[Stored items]
┌──

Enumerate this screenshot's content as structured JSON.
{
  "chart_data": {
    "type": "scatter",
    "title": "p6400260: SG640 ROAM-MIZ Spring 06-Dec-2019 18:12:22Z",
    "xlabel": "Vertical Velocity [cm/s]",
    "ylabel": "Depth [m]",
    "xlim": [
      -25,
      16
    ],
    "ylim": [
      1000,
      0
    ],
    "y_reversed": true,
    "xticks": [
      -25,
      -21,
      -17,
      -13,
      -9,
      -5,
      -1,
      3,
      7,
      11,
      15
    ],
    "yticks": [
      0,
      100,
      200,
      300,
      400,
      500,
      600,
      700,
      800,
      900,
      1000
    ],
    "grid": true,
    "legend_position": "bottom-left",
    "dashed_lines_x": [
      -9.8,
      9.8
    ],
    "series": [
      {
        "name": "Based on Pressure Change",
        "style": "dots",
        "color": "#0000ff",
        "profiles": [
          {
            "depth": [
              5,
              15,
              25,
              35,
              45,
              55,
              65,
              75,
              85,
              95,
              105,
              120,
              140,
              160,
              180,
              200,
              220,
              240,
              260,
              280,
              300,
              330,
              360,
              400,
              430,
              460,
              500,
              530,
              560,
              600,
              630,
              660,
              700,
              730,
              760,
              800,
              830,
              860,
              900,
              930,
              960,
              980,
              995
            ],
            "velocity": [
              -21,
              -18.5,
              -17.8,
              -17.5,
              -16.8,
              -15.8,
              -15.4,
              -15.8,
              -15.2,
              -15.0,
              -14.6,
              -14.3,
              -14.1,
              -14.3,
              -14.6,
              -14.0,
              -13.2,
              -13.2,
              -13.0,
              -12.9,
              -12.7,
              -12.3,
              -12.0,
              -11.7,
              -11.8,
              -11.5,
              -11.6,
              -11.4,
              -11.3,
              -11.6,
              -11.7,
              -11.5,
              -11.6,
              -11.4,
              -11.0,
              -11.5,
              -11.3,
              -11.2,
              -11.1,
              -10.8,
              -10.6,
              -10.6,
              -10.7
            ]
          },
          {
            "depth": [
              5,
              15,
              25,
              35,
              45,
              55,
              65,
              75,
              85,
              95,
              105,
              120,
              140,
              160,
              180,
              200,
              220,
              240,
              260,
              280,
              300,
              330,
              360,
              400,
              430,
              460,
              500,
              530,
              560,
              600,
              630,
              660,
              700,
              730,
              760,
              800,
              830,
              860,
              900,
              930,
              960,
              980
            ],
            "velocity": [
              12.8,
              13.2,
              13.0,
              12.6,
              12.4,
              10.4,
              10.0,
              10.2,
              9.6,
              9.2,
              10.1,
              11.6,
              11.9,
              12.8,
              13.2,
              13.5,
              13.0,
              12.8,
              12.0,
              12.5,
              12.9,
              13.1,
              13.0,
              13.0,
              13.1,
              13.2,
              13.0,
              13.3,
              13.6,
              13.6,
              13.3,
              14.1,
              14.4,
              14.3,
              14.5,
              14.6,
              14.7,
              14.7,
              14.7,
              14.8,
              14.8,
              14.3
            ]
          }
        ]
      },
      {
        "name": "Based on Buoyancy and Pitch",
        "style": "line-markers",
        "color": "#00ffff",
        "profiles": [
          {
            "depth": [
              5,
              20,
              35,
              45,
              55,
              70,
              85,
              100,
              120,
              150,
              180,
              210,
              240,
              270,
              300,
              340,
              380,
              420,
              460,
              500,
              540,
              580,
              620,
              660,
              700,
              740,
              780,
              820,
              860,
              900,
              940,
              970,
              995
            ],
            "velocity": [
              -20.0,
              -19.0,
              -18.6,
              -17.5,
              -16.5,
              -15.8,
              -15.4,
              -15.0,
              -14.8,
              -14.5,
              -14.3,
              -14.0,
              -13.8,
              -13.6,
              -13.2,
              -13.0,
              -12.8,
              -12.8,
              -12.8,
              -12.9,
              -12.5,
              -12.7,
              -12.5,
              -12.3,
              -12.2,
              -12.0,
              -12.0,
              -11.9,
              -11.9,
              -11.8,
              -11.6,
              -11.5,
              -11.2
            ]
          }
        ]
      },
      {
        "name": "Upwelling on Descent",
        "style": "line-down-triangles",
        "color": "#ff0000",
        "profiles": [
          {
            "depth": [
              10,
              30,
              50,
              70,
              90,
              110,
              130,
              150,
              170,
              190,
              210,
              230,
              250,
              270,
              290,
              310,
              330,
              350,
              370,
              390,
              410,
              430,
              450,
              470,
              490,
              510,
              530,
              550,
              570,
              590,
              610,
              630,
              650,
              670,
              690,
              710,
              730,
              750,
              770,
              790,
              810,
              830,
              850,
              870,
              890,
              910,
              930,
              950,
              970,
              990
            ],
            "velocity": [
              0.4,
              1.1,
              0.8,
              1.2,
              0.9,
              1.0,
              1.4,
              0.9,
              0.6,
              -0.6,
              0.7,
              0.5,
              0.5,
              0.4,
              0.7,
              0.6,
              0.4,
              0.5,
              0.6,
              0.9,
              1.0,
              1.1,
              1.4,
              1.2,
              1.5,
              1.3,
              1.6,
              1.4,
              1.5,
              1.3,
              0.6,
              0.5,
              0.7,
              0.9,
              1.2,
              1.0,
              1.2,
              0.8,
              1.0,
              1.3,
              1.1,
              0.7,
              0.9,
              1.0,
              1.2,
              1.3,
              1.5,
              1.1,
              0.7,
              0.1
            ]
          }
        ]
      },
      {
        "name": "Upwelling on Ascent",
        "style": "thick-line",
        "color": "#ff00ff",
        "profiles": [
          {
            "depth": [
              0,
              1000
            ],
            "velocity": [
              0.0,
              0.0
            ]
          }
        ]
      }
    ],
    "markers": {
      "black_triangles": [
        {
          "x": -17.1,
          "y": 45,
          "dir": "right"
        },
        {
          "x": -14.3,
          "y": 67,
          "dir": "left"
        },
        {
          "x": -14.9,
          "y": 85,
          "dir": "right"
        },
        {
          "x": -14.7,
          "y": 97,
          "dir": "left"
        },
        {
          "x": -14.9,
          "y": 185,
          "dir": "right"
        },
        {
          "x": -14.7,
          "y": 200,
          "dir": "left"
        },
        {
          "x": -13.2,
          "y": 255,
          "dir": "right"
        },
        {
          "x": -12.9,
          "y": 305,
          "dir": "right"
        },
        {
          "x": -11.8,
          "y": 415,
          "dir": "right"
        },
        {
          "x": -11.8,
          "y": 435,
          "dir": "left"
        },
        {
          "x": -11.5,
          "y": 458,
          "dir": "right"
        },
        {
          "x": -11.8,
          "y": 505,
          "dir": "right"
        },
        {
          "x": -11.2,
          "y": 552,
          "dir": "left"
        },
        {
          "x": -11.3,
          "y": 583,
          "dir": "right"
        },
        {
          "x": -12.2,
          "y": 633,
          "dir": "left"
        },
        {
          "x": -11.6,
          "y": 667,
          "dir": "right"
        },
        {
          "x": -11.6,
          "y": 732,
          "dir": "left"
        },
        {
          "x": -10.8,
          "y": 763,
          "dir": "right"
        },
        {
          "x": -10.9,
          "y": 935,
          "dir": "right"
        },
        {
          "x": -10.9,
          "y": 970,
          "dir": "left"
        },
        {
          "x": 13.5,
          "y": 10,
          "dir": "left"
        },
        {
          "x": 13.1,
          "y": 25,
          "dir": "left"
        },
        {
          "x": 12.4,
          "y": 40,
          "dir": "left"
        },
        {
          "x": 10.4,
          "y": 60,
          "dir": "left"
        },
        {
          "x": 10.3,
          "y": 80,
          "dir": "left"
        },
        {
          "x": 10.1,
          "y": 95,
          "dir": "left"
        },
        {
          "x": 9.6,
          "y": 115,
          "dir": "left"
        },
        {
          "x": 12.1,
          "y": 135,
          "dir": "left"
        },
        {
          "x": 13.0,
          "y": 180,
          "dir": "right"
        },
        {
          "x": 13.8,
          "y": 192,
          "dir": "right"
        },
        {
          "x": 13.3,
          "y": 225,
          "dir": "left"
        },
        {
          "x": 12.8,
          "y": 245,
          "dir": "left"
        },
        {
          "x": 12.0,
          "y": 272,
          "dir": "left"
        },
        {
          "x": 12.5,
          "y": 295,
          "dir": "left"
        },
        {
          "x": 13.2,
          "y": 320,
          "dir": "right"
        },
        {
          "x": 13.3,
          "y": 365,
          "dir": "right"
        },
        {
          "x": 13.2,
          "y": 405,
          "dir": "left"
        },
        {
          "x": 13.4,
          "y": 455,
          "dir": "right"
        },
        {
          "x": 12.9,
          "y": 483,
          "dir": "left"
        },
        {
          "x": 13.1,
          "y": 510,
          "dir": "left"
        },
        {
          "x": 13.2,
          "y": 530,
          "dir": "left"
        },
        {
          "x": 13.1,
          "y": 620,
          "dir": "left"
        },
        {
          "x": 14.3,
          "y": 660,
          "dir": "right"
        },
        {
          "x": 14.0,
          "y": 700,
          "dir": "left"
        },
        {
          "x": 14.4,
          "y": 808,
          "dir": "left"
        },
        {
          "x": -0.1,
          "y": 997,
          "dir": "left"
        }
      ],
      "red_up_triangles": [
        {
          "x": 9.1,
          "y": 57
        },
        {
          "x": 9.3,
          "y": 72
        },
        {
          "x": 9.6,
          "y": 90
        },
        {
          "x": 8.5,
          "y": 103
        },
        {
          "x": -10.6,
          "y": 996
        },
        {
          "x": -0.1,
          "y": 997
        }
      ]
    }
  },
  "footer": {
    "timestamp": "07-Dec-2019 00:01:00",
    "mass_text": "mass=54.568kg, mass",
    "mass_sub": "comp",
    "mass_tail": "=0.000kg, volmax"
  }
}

└──

Scan the material above for the string "name" and report each line where you find it.

**FULL SOLUTION**
        "name": "Based on Pressure Change",
        "name": "Based on Buoyancy and Pitch",
        "name": "Upwelling on Descent",
        "name": "Upwelling on Ascent",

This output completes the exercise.